▶ Work to be completed:
Quote the records in full and leave their pictures out.

Rows from a figure dataset:
※ ※ ※
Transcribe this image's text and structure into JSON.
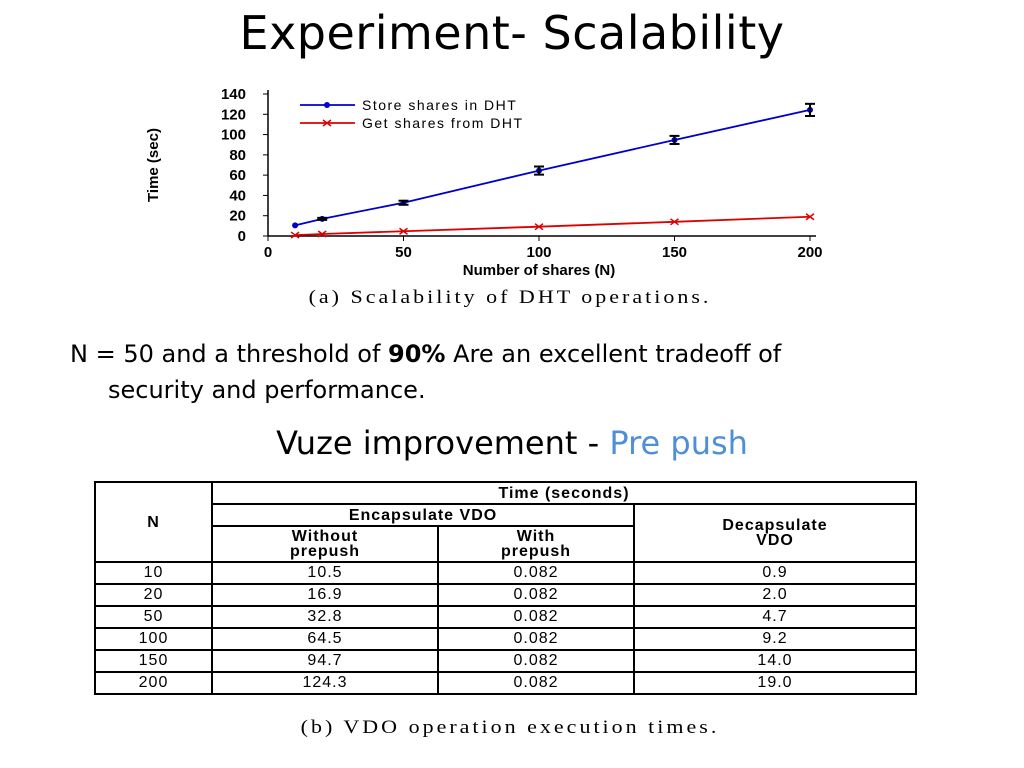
{
  "slide": {
    "title": "Experiment- Scalability",
    "caption_a": "(a)  Scalability of DHT operations.",
    "note": {
      "part1": "N = 50 and a threshold of ",
      "bold": "90%",
      "part2": "  Are  an excellent tradeoff of",
      "line2": "security and performance."
    },
    "subhead": {
      "main": "Vuze improvement - ",
      "accent": "Pre push"
    },
    "caption_b": "(b)  VDO operation execution times."
  },
  "colors": {
    "store": "#0000cc",
    "get": "#dd0000",
    "accent": "#4f8fd6"
  },
  "chart_data": {
    "type": "line",
    "xlabel": "Number of shares (N)",
    "ylabel": "Time (sec)",
    "xlim": [
      0,
      200
    ],
    "ylim": [
      0,
      140
    ],
    "xticks": [
      0,
      50,
      100,
      150,
      200
    ],
    "yticks": [
      0,
      20,
      40,
      60,
      80,
      100,
      120,
      140
    ],
    "grid": false,
    "legend": "top-left",
    "series": [
      {
        "name": "Store shares in DHT",
        "x": [
          10,
          20,
          50,
          100,
          150,
          200
        ],
        "y": [
          10.5,
          16.9,
          32.8,
          64.5,
          94.7,
          124.3
        ],
        "error": [
          0,
          1,
          2,
          4,
          4,
          6
        ]
      },
      {
        "name": "Get shares from DHT",
        "x": [
          10,
          20,
          50,
          100,
          150,
          200
        ],
        "y": [
          0.9,
          2.0,
          4.7,
          9.2,
          14.0,
          19.0
        ],
        "error": [
          0,
          0,
          0,
          0,
          0,
          0
        ]
      }
    ]
  },
  "table": {
    "header_n": "N",
    "header_time": "Time (seconds)",
    "header_encap": "Encapsulate VDO",
    "header_without_1": "Without",
    "header_without_2": "prepush",
    "header_with_1": "With",
    "header_with_2": "prepush",
    "header_decap_1": "Decapsulate",
    "header_decap_2": "VDO",
    "rows": [
      [
        "10",
        "10.5",
        "0.082",
        "0.9"
      ],
      [
        "20",
        "16.9",
        "0.082",
        "2.0"
      ],
      [
        "50",
        "32.8",
        "0.082",
        "4.7"
      ],
      [
        "100",
        "64.5",
        "0.082",
        "9.2"
      ],
      [
        "150",
        "94.7",
        "0.082",
        "14.0"
      ],
      [
        "200",
        "124.3",
        "0.082",
        "19.0"
      ]
    ]
  }
}
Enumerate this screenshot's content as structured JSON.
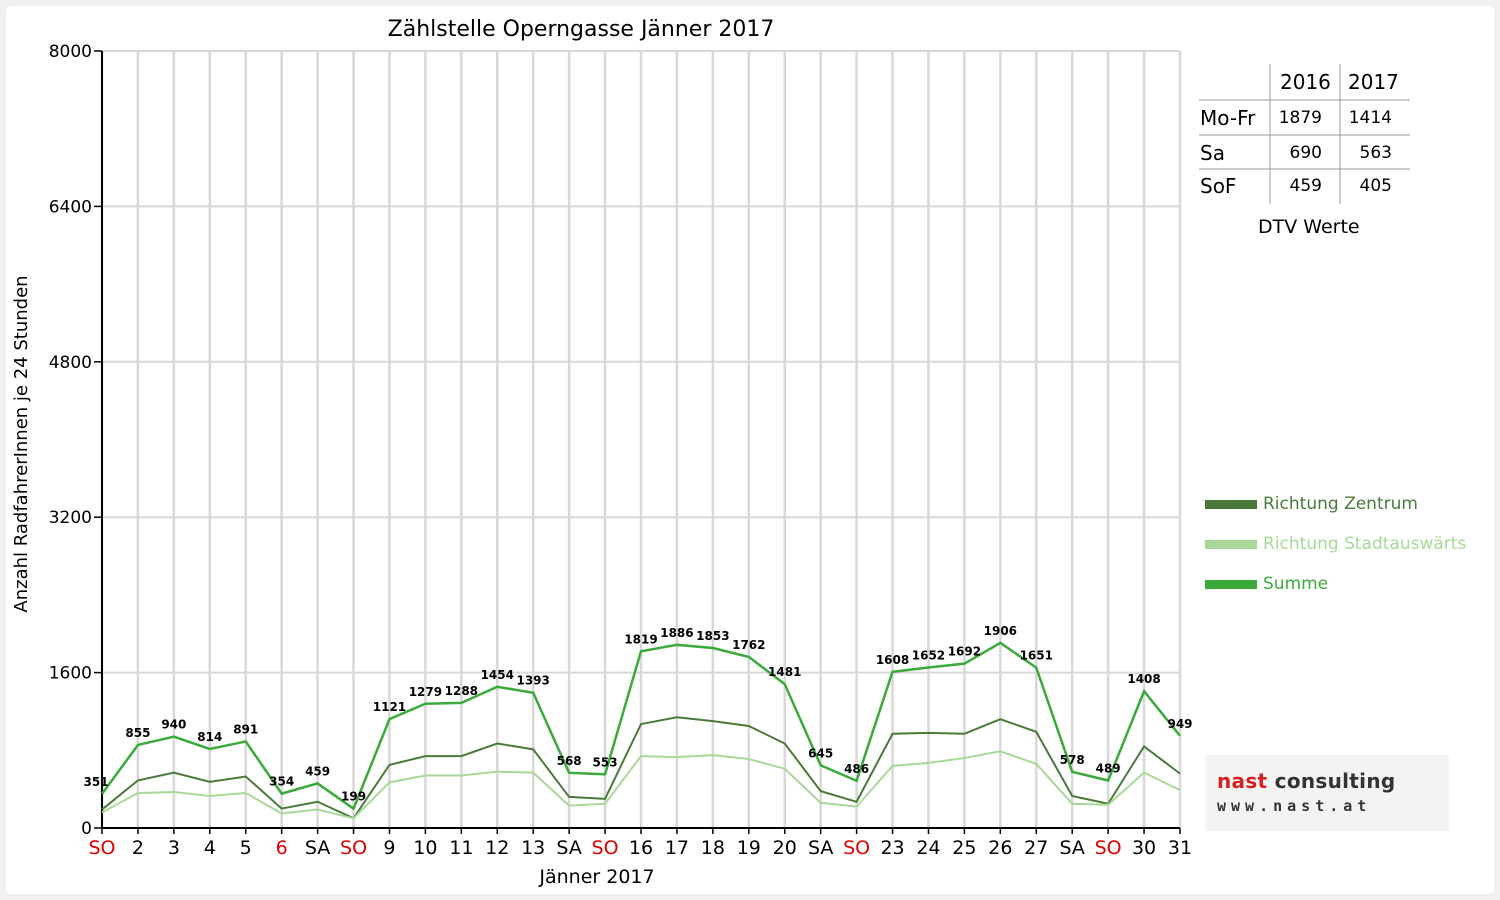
※ ※ ※
▶ The completed task:
Transcribe this image's text and structure into JSON.
{
  "slide": {
    "title": "Experiment- Scalability",
    "caption_a": "(a)  Scalability of DHT operations.",
    "note": {
      "part1": "N = 50 and a threshold of ",
      "bold": "90%",
      "part2": "  Are  an excellent tradeoff of",
      "line2": "security and performance."
    },
    "subhead": {
      "main": "Vuze improvement - ",
      "accent": "Pre push"
    },
    "caption_b": "(b)  VDO operation execution times."
  },
  "colors": {
    "store": "#0000cc",
    "get": "#dd0000",
    "accent": "#4f8fd6"
  },
  "chart_data": {
    "type": "line",
    "xlabel": "Number of shares (N)",
    "ylabel": "Time (sec)",
    "xlim": [
      0,
      200
    ],
    "ylim": [
      0,
      140
    ],
    "xticks": [
      0,
      50,
      100,
      150,
      200
    ],
    "yticks": [
      0,
      20,
      40,
      60,
      80,
      100,
      120,
      140
    ],
    "grid": false,
    "legend": "top-left",
    "series": [
      {
        "name": "Store shares in DHT",
        "x": [
          10,
          20,
          50,
          100,
          150,
          200
        ],
        "y": [
          10.5,
          16.9,
          32.8,
          64.5,
          94.7,
          124.3
        ],
        "error": [
          0,
          1,
          2,
          4,
          4,
          6
        ]
      },
      {
        "name": "Get shares from DHT",
        "x": [
          10,
          20,
          50,
          100,
          150,
          200
        ],
        "y": [
          0.9,
          2.0,
          4.7,
          9.2,
          14.0,
          19.0
        ],
        "error": [
          0,
          0,
          0,
          0,
          0,
          0
        ]
      }
    ]
  },
  "table": {
    "header_n": "N",
    "header_time": "Time (seconds)",
    "header_encap": "Encapsulate VDO",
    "header_without_1": "Without",
    "header_without_2": "prepush",
    "header_with_1": "With",
    "header_with_2": "prepush",
    "header_decap_1": "Decapsulate",
    "header_decap_2": "VDO",
    "rows": [
      [
        "10",
        "10.5",
        "0.082",
        "0.9"
      ],
      [
        "20",
        "16.9",
        "0.082",
        "2.0"
      ],
      [
        "50",
        "32.8",
        "0.082",
        "4.7"
      ],
      [
        "100",
        "64.5",
        "0.082",
        "9.2"
      ],
      [
        "150",
        "94.7",
        "0.082",
        "14.0"
      ],
      [
        "200",
        "124.3",
        "0.082",
        "19.0"
      ]
    ]
  }
}
Enumerate this screenshot's content as structured JSON.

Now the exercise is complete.